DATASET RECORDS »
'''
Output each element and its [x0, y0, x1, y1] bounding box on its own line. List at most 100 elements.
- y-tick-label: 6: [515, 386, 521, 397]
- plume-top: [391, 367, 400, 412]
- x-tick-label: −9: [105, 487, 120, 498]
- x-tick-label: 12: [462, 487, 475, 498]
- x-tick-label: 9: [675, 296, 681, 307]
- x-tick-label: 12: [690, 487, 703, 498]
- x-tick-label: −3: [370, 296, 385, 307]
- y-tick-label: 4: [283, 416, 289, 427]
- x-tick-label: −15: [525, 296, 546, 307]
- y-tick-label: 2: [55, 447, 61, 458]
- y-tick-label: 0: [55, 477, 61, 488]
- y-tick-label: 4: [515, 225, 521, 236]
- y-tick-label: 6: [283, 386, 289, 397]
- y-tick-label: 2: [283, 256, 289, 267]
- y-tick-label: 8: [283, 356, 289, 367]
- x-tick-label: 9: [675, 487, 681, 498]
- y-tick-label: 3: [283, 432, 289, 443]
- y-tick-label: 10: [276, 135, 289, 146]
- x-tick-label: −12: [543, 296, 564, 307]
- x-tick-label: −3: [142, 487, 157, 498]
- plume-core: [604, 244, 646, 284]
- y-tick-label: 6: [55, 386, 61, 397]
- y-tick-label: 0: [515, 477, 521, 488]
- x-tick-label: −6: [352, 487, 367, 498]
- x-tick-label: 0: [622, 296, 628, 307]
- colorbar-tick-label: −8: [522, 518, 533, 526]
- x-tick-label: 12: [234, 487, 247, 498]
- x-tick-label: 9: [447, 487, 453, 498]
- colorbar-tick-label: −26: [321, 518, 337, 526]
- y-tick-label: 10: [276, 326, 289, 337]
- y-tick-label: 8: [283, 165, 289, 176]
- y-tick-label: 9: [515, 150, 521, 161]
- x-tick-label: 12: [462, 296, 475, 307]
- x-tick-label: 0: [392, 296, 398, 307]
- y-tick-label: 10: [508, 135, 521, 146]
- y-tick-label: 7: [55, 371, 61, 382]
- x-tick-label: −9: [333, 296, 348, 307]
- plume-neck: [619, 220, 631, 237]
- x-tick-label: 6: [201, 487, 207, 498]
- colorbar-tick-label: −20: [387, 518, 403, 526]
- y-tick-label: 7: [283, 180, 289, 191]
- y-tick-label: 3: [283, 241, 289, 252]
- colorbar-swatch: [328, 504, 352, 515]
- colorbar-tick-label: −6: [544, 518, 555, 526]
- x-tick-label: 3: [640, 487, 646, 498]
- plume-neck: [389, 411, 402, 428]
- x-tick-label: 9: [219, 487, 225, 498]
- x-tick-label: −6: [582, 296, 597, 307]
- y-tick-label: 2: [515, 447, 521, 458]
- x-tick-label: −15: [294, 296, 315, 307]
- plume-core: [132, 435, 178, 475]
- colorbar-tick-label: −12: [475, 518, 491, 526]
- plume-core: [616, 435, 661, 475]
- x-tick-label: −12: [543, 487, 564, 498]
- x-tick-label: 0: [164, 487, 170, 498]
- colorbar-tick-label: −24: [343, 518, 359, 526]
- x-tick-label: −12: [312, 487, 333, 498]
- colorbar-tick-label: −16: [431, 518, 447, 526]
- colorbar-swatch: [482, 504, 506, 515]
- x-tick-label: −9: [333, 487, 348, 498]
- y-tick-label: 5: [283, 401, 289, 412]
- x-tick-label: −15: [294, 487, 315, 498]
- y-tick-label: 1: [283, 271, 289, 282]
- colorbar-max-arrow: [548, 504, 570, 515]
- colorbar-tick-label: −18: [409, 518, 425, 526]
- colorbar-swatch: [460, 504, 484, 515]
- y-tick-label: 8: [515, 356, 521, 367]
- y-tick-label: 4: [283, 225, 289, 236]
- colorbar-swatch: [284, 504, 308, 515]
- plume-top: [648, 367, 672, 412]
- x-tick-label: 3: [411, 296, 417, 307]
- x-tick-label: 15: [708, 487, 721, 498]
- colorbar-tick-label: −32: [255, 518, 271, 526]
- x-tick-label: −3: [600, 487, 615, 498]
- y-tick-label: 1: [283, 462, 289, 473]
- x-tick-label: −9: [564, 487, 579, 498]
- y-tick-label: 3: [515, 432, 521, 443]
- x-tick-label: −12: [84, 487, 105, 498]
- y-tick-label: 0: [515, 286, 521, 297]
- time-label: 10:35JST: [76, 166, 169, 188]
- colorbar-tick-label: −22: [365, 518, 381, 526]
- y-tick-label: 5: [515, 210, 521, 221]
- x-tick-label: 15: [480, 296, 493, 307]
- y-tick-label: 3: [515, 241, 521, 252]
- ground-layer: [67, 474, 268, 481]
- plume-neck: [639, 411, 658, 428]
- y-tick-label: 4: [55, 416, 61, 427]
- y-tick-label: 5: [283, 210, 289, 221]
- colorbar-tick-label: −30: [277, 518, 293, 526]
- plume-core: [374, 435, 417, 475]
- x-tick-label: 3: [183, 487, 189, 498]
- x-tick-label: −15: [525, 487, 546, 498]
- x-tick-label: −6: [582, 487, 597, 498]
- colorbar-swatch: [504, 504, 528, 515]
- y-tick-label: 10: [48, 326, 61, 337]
'''
WHAT TO DO »
Rewrite every row above as a numbered list, leaving out any blank lines.

TASK OUTPUT »
1. Output each element and its [x0, y0, x1, y1] bounding box on its own line. List at most 100 elements.
2. - y-tick-label: 6: [515, 386, 521, 397]
3. - plume-top: [391, 367, 400, 412]
4. - x-tick-label: −9: [105, 487, 120, 498]
5. - x-tick-label: 12: [462, 487, 475, 498]
6. - x-tick-label: 9: [675, 296, 681, 307]
7. - x-tick-label: 12: [690, 487, 703, 498]
8. - x-tick-label: −3: [370, 296, 385, 307]
9. - y-tick-label: 4: [283, 416, 289, 427]
10. - x-tick-label: −15: [525, 296, 546, 307]
11. - y-tick-label: 2: [55, 447, 61, 458]
12. - y-tick-label: 0: [55, 477, 61, 488]
13. - y-tick-label: 4: [515, 225, 521, 236]
14. - y-tick-label: 6: [283, 386, 289, 397]
15. - y-tick-label: 2: [283, 256, 289, 267]
16. - y-tick-label: 8: [283, 356, 289, 367]
17. - x-tick-label: 9: [675, 487, 681, 498]
18. - y-tick-label: 3: [283, 432, 289, 443]
19. - y-tick-label: 10: [276, 135, 289, 146]
20. - x-tick-label: −12: [543, 296, 564, 307]
21. - x-tick-label: −3: [142, 487, 157, 498]
22. - plume-core: [604, 244, 646, 284]
23. - y-tick-label: 6: [55, 386, 61, 397]
24. - y-tick-label: 0: [515, 477, 521, 488]
25. - x-tick-label: −6: [352, 487, 367, 498]
26. - x-tick-label: 0: [622, 296, 628, 307]
27. - colorbar-tick-label: −8: [522, 518, 533, 526]
28. - x-tick-label: 12: [234, 487, 247, 498]
29. - x-tick-label: 9: [447, 487, 453, 498]
30. - colorbar-tick-label: −26: [321, 518, 337, 526]
31. - y-tick-label: 10: [276, 326, 289, 337]
32. - y-tick-label: 8: [283, 165, 289, 176]
33. - y-tick-label: 9: [515, 150, 521, 161]
34. - x-tick-label: 12: [462, 296, 475, 307]
35. - x-tick-label: 0: [392, 296, 398, 307]
36. - y-tick-label: 10: [508, 135, 521, 146]
37. - y-tick-label: 7: [55, 371, 61, 382]
38. - x-tick-label: −9: [333, 296, 348, 307]
39. - plume-neck: [619, 220, 631, 237]
40. - x-tick-label: 6: [201, 487, 207, 498]
41. - colorbar-tick-label: −20: [387, 518, 403, 526]
42. - y-tick-label: 7: [283, 180, 289, 191]
43. - y-tick-label: 3: [283, 241, 289, 252]
44. - colorbar-swatch: [328, 504, 352, 515]
45. - colorbar-tick-label: −6: [544, 518, 555, 526]
46. - x-tick-label: 3: [640, 487, 646, 498]
47. - plume-neck: [389, 411, 402, 428]
48. - x-tick-label: 9: [219, 487, 225, 498]
49. - x-tick-label: −6: [582, 296, 597, 307]
50. - y-tick-label: 2: [515, 447, 521, 458]
51. - x-tick-label: −15: [294, 296, 315, 307]
52. - plume-core: [132, 435, 178, 475]
53. - colorbar-tick-label: −12: [475, 518, 491, 526]
54. - plume-core: [616, 435, 661, 475]
55. - x-tick-label: −12: [543, 487, 564, 498]
56. - x-tick-label: 0: [164, 487, 170, 498]
57. - colorbar-tick-label: −24: [343, 518, 359, 526]
58. - x-tick-label: −12: [312, 487, 333, 498]
59. - colorbar-tick-label: −16: [431, 518, 447, 526]
60. - colorbar-swatch: [482, 504, 506, 515]
61. - x-tick-label: −9: [333, 487, 348, 498]
62. - y-tick-label: 5: [283, 401, 289, 412]
63. - x-tick-label: −15: [294, 487, 315, 498]
64. - y-tick-label: 1: [283, 271, 289, 282]
65. - colorbar-max-arrow: [548, 504, 570, 515]
66. - colorbar-tick-label: −18: [409, 518, 425, 526]
67. - colorbar-swatch: [460, 504, 484, 515]
68. - y-tick-label: 8: [515, 356, 521, 367]
69. - y-tick-label: 4: [283, 225, 289, 236]
70. - colorbar-swatch: [284, 504, 308, 515]
71. - plume-top: [648, 367, 672, 412]
72. - x-tick-label: 3: [411, 296, 417, 307]
73. - x-tick-label: 15: [708, 487, 721, 498]
74. - colorbar-tick-label: −32: [255, 518, 271, 526]
75. - x-tick-label: −3: [600, 487, 615, 498]
76. - y-tick-label: 1: [283, 462, 289, 473]
77. - x-tick-label: −9: [564, 487, 579, 498]
78. - y-tick-label: 3: [515, 432, 521, 443]
79. - x-tick-label: −12: [84, 487, 105, 498]
80. - y-tick-label: 0: [515, 286, 521, 297]
81. - time-label: 10:35JST: [76, 166, 169, 188]
82. - colorbar-tick-label: −22: [365, 518, 381, 526]
83. - y-tick-label: 5: [515, 210, 521, 221]
84. - x-tick-label: 15: [480, 296, 493, 307]
85. - y-tick-label: 3: [515, 241, 521, 252]
86. - ground-layer: [67, 474, 268, 481]
87. - plume-neck: [639, 411, 658, 428]
88. - y-tick-label: 4: [55, 416, 61, 427]
89. - y-tick-label: 5: [283, 210, 289, 221]
90. - colorbar-tick-label: −30: [277, 518, 293, 526]
91. - plume-core: [374, 435, 417, 475]
92. - x-tick-label: 3: [183, 487, 189, 498]
93. - x-tick-label: −15: [525, 487, 546, 498]
94. - x-tick-label: −6: [582, 487, 597, 498]
95. - colorbar-swatch: [504, 504, 528, 515]
96. - y-tick-label: 10: [48, 326, 61, 337]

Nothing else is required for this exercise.